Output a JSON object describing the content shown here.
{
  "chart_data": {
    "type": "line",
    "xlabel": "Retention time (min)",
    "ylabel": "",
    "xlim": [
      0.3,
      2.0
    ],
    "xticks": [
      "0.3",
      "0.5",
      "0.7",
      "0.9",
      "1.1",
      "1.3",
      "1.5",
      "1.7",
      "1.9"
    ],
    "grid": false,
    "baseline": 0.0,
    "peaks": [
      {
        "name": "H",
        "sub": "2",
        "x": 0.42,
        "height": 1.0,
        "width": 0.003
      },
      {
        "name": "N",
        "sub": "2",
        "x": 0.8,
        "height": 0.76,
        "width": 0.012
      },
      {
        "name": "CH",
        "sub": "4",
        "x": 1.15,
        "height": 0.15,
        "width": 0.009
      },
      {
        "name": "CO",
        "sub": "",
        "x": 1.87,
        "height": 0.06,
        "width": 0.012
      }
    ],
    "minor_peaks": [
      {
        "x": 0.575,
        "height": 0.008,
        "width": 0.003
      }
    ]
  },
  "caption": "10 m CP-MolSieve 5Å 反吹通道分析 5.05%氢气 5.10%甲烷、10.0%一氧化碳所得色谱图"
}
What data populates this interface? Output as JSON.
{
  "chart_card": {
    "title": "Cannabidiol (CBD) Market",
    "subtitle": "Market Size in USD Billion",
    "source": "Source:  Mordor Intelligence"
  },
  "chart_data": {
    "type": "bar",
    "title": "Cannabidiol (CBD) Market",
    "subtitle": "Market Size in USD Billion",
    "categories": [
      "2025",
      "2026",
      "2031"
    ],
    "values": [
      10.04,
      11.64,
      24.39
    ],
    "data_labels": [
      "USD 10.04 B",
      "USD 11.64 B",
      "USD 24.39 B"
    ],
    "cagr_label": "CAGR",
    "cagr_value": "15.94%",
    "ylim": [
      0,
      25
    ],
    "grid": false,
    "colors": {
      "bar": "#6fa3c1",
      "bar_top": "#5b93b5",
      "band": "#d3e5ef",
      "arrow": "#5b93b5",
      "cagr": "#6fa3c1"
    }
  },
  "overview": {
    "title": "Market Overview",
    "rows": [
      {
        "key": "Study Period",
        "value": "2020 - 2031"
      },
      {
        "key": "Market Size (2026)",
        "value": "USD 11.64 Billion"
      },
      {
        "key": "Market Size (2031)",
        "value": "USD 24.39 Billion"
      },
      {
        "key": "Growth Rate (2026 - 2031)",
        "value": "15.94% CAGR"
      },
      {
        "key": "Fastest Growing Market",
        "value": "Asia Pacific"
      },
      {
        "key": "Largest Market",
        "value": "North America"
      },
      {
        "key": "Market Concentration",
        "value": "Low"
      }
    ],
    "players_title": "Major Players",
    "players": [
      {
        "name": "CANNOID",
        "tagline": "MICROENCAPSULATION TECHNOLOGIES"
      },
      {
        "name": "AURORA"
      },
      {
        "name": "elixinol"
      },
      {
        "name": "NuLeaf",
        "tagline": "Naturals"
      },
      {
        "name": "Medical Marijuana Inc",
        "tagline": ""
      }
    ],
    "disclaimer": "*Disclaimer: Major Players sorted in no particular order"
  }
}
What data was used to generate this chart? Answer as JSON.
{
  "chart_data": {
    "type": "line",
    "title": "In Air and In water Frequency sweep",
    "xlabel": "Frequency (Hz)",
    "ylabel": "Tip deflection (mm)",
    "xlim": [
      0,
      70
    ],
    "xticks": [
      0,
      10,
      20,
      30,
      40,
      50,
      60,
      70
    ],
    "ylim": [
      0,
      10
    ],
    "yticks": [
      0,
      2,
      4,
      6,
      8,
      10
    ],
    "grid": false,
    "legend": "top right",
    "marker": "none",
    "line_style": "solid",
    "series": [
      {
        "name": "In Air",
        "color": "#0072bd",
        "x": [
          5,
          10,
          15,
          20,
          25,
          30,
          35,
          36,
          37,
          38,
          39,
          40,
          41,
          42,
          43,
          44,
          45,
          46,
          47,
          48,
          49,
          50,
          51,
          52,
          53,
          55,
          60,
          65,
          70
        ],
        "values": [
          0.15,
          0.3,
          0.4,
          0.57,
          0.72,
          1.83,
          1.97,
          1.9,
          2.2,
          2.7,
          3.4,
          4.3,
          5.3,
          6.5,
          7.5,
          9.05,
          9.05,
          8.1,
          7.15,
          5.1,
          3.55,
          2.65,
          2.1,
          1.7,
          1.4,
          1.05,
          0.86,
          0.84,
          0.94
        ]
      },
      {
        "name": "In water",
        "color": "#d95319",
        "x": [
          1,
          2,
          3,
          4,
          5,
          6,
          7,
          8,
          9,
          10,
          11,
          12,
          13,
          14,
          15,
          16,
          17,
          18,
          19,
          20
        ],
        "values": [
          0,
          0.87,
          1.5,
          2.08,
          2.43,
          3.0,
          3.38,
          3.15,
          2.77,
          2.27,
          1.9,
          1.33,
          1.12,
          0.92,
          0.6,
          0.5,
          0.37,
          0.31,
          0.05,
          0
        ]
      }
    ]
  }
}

Objective:
Output the full listing exactly as it stands.

Solution:
Output a JSON object describing the content shown here.
{
  "chart_data": {
    "type": "line",
    "xlabel": "Retention time (min)",
    "ylabel": "",
    "xlim": [
      0.3,
      2.0
    ],
    "xticks": [
      "0.3",
      "0.5",
      "0.7",
      "0.9",
      "1.1",
      "1.3",
      "1.5",
      "1.7",
      "1.9"
    ],
    "grid": false,
    "baseline": 0.0,
    "peaks": [
      {
        "name": "H",
        "sub": "2",
        "x": 0.42,
        "height": 1.0,
        "width": 0.003
      },
      {
        "name": "N",
        "sub": "2",
        "x": 0.8,
        "height": 0.76,
        "width": 0.012
      },
      {
        "name": "CH",
        "sub": "4",
        "x": 1.15,
        "height": 0.15,
        "width": 0.009
      },
      {
        "name": "CO",
        "sub": "",
        "x": 1.87,
        "height": 0.06,
        "width": 0.012
      }
    ],
    "minor_peaks": [
      {
        "x": 0.575,
        "height": 0.008,
        "width": 0.003
      }
    ]
  },
  "caption": "10 m CP-MolSieve 5Å 反吹通道分析 5.05%氢气 5.10%甲烷、10.0%一氧化碳所得色谱图"
}
What data populates this interface? Output as JSON.
{
  "chart_card": {
    "title": "Cannabidiol (CBD) Market",
    "subtitle": "Market Size in USD Billion",
    "source": "Source:  Mordor Intelligence"
  },
  "chart_data": {
    "type": "bar",
    "title": "Cannabidiol (CBD) Market",
    "subtitle": "Market Size in USD Billion",
    "categories": [
      "2025",
      "2026",
      "2031"
    ],
    "values": [
      10.04,
      11.64,
      24.39
    ],
    "data_labels": [
      "USD 10.04 B",
      "USD 11.64 B",
      "USD 24.39 B"
    ],
    "cagr_label": "CAGR",
    "cagr_value": "15.94%",
    "ylim": [
      0,
      25
    ],
    "grid": false,
    "colors": {
      "bar": "#6fa3c1",
      "bar_top": "#5b93b5",
      "band": "#d3e5ef",
      "arrow": "#5b93b5",
      "cagr": "#6fa3c1"
    }
  },
  "overview": {
    "title": "Market Overview",
    "rows": [
      {
        "key": "Study Period",
        "value": "2020 - 2031"
      },
      {
        "key": "Market Size (2026)",
        "value": "USD 11.64 Billion"
      },
      {
        "key": "Market Size (2031)",
        "value": "USD 24.39 Billion"
      },
      {
        "key": "Growth Rate (2026 - 2031)",
        "value": "15.94% CAGR"
      },
      {
        "key": "Fastest Growing Market",
        "value": "Asia Pacific"
      },
      {
        "key": "Largest Market",
        "value": "North America"
      },
      {
        "key": "Market Concentration",
        "value": "Low"
      }
    ],
    "players_title": "Major Players",
    "players": [
      {
        "name": "CANNOID",
        "tagline": "MICROENCAPSULATION TECHNOLOGIES"
      },
      {
        "name": "AURORA"
      },
      {
        "name": "elixinol"
      },
      {
        "name": "NuLeaf",
        "tagline": "Naturals"
      },
      {
        "name": "Medical Marijuana Inc",
        "tagline": ""
      }
    ],
    "disclaimer": "*Disclaimer: Major Players sorted in no particular order"
  }
}
What data was used to generate this chart? Answer as JSON.
{
  "chart_data": {
    "type": "line",
    "title": "In Air and In water Frequency sweep",
    "xlabel": "Frequency (Hz)",
    "ylabel": "Tip deflection (mm)",
    "xlim": [
      0,
      70
    ],
    "xticks": [
      0,
      10,
      20,
      30,
      40,
      50,
      60,
      70
    ],
    "ylim": [
      0,
      10
    ],
    "yticks": [
      0,
      2,
      4,
      6,
      8,
      10
    ],
    "grid": false,
    "legend": "top right",
    "marker": "none",
    "line_style": "solid",
    "series": [
      {
        "name": "In Air",
        "color": "#0072bd",
        "x": [
          5,
          10,
          15,
          20,
          25,
          30,
          35,
          36,
          37,
          38,
          39,
          40,
          41,
          42,
          43,
          44,
          45,
          46,
          47,
          48,
          49,
          50,
          51,
          52,
          53,
          55,
          60,
          65,
          70
        ],
        "values": [
          0.15,
          0.3,
          0.4,
          0.57,
          0.72,
          1.83,
          1.97,
          1.9,
          2.2,
          2.7,
          3.4,
          4.3,
          5.3,
          6.5,
          7.5,
          9.05,
          9.05,
          8.1,
          7.15,
          5.1,
          3.55,
          2.65,
          2.1,
          1.7,
          1.4,
          1.05,
          0.86,
          0.84,
          0.94
        ]
      },
      {
        "name": "In water",
        "color": "#d95319",
        "x": [
          1,
          2,
          3,
          4,
          5,
          6,
          7,
          8,
          9,
          10,
          11,
          12,
          13,
          14,
          15,
          16,
          17,
          18,
          19,
          20
        ],
        "values": [
          0,
          0.87,
          1.5,
          2.08,
          2.43,
          3.0,
          3.38,
          3.15,
          2.77,
          2.27,
          1.9,
          1.33,
          1.12,
          0.92,
          0.6,
          0.5,
          0.37,
          0.31,
          0.05,
          0
        ]
      }
    ]
  }
}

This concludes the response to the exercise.